WHAT THE EXERCISE ASKS:
Write every entry out again exactly, please, and skip the pictures.

(Raw records)
________

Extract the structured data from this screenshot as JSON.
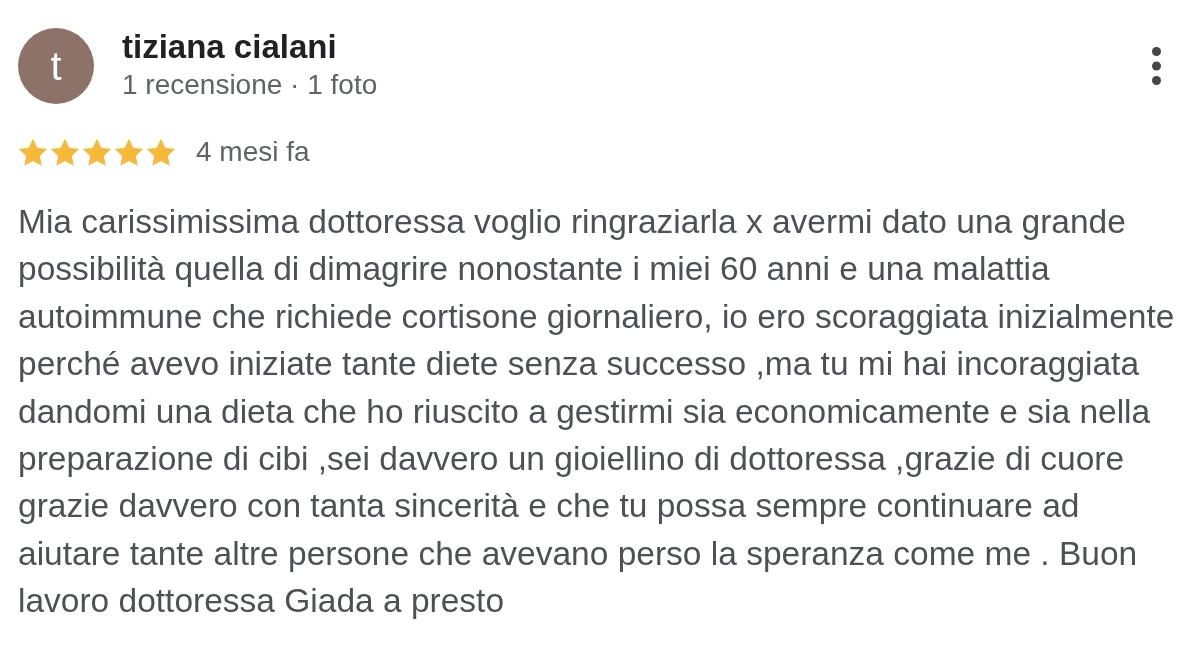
{
  "review": {
    "author": {
      "initial": "t",
      "name": "tiziana cialani",
      "meta": "1 recensione · 1 foto"
    },
    "stars": 5,
    "time": "4 mesi fa",
    "text": "Mia carissimissima dottoressa voglio ringraziarla x avermi dato una grande possibilità quella di dimagrire nonostante i miei 60 anni e una malattia autoimmune che richiede cortisone giornaliero, io ero scoraggiata inizialmente perché avevo iniziate tante diete senza successo ,ma tu mi hai incoraggiata dandomi una dieta che ho riuscito a gestirmi sia economicamente e sia nella preparazione di cibi ,sei davvero un gioiellino di dottoressa ,grazie di cuore grazie davvero con tanta sincerità e che tu possa sempre continuare ad aiutare tante altre persone che avevano perso la speranza come me . Buon lavoro dottoressa Giada a presto"
  }
}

________

FINISHED EXERCISE:
Extract the structured data from this screenshot as JSON.
{
  "review": {
    "author": {
      "initial": "t",
      "name": "tiziana cialani",
      "meta": "1 recensione · 1 foto"
    },
    "stars": 5,
    "time": "4 mesi fa",
    "text": "Mia carissimissima dottoressa voglio ringraziarla x avermi dato una grande possibilità quella di dimagrire nonostante i miei 60 anni e una malattia autoimmune che richiede cortisone giornaliero, io ero scoraggiata inizialmente perché avevo iniziate tante diete senza successo ,ma tu mi hai incoraggiata dandomi una dieta che ho riuscito a gestirmi sia economicamente e sia nella preparazione di cibi ,sei davvero un gioiellino di dottoressa ,grazie di cuore grazie davvero con tanta sincerità e che tu possa sempre continuare ad aiutare tante altre persone che avevano perso la speranza come me . Buon lavoro dottoressa Giada a presto"
  }
}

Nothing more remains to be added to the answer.